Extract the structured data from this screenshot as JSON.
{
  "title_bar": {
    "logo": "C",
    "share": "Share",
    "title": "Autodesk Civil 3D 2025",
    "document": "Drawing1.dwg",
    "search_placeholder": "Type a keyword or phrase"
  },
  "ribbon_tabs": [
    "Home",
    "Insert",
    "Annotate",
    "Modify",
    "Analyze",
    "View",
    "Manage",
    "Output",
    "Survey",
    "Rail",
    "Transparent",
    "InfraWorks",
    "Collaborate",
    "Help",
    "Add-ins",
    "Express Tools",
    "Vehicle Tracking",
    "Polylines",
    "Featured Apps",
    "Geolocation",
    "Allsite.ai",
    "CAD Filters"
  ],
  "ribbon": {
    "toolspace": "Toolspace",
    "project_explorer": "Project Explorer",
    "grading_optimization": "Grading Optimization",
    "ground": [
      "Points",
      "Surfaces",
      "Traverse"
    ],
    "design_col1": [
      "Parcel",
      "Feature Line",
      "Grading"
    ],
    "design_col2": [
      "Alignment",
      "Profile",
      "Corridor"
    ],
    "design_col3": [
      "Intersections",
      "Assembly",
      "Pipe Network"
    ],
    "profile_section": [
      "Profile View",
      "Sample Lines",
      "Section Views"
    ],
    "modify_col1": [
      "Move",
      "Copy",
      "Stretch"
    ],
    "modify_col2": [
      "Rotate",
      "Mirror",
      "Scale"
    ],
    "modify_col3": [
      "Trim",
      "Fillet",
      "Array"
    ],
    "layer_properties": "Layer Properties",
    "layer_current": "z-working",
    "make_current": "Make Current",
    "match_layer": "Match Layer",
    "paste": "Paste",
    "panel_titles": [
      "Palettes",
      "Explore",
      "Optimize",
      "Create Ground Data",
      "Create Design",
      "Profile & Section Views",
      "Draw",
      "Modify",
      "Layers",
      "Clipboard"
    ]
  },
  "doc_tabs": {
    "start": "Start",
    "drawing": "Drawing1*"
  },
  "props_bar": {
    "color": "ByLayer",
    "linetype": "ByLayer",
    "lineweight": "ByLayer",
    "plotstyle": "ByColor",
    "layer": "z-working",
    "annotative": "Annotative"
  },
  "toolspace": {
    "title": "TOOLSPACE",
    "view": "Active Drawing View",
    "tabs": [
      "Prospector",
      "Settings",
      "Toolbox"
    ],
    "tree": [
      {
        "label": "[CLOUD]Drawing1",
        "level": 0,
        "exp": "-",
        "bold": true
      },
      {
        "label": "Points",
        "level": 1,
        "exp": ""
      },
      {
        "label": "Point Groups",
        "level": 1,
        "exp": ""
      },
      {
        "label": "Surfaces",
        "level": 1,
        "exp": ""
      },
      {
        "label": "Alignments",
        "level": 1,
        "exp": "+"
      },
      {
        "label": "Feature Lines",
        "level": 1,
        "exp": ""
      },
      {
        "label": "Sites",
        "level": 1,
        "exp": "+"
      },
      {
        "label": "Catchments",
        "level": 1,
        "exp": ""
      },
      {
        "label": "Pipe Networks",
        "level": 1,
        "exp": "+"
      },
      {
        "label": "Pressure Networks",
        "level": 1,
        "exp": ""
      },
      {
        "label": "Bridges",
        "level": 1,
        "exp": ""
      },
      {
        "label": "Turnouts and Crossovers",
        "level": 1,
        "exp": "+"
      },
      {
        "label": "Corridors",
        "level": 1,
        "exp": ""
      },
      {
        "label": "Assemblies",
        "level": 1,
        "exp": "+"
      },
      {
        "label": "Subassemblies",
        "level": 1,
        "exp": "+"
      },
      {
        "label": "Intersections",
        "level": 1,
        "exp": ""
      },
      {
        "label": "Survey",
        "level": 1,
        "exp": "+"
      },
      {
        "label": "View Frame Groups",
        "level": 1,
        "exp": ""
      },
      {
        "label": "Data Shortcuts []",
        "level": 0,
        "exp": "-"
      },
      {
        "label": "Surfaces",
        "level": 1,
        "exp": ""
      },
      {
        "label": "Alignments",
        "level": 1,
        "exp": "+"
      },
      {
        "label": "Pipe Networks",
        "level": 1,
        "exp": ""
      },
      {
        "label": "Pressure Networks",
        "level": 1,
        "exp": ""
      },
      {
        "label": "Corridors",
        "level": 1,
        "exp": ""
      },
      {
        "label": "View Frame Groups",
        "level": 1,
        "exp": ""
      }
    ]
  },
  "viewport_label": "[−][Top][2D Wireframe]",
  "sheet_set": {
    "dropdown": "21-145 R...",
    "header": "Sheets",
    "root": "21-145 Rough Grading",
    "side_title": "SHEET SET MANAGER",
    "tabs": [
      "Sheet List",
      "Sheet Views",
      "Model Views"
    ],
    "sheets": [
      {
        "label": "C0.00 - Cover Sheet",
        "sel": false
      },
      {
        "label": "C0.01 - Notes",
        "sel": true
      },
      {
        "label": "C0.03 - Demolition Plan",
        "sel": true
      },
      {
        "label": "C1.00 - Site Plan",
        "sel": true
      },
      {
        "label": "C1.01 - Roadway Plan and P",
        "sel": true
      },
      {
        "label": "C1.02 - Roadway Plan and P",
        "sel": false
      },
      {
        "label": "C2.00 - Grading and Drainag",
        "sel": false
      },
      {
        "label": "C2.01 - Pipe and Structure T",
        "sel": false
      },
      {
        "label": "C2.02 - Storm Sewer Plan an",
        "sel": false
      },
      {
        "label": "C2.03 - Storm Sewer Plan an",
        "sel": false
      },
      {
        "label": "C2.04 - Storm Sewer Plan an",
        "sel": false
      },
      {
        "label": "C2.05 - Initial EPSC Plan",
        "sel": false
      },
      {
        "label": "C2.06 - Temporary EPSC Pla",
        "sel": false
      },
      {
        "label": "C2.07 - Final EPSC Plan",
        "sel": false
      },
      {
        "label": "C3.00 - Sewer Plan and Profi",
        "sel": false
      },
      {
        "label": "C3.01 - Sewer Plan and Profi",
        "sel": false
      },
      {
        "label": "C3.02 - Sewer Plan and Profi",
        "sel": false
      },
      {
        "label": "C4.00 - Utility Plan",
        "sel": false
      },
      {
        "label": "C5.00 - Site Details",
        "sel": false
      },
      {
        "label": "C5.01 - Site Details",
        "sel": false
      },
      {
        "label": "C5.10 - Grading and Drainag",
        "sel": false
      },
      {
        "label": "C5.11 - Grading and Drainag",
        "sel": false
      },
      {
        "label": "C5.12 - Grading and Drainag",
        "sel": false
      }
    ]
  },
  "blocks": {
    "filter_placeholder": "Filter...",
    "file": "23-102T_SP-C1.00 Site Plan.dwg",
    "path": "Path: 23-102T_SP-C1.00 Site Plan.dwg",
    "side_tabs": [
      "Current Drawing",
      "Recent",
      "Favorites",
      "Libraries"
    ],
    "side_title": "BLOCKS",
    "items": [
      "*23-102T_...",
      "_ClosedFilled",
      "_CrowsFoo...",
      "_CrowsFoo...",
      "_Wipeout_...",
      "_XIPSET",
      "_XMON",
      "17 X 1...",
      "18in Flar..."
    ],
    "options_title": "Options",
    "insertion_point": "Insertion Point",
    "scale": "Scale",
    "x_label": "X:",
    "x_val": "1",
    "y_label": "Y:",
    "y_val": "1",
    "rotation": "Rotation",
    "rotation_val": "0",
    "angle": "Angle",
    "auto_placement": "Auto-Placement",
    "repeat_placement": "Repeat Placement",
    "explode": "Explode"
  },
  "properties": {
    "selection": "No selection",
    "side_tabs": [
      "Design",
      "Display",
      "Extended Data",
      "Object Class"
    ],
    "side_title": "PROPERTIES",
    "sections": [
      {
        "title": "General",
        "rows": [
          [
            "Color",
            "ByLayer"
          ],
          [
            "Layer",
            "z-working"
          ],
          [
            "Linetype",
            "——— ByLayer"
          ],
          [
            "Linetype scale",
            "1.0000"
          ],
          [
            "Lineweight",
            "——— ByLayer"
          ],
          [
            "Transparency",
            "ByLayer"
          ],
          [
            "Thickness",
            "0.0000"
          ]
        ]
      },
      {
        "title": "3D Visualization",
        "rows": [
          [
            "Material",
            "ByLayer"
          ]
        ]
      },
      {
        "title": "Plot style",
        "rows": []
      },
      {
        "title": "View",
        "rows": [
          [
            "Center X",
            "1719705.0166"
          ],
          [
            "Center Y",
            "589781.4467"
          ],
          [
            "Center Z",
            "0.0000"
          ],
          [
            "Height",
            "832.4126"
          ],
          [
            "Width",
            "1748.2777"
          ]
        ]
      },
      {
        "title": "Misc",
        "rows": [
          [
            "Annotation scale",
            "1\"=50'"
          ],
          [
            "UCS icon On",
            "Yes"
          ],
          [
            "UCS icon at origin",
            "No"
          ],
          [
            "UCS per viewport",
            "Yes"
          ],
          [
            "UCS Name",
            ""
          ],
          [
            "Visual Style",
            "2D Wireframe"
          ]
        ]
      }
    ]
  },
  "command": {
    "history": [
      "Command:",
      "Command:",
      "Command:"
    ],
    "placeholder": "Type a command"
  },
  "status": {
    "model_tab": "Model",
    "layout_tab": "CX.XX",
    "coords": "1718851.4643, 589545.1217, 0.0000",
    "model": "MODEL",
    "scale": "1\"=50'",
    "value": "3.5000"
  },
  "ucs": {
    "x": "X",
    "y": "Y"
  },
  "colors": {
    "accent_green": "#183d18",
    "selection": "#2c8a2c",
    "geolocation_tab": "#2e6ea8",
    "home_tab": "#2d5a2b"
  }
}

---

(The task): Say how many lines of the data hold the string "Storm". Reply with the number alone.

(Exercise response): 3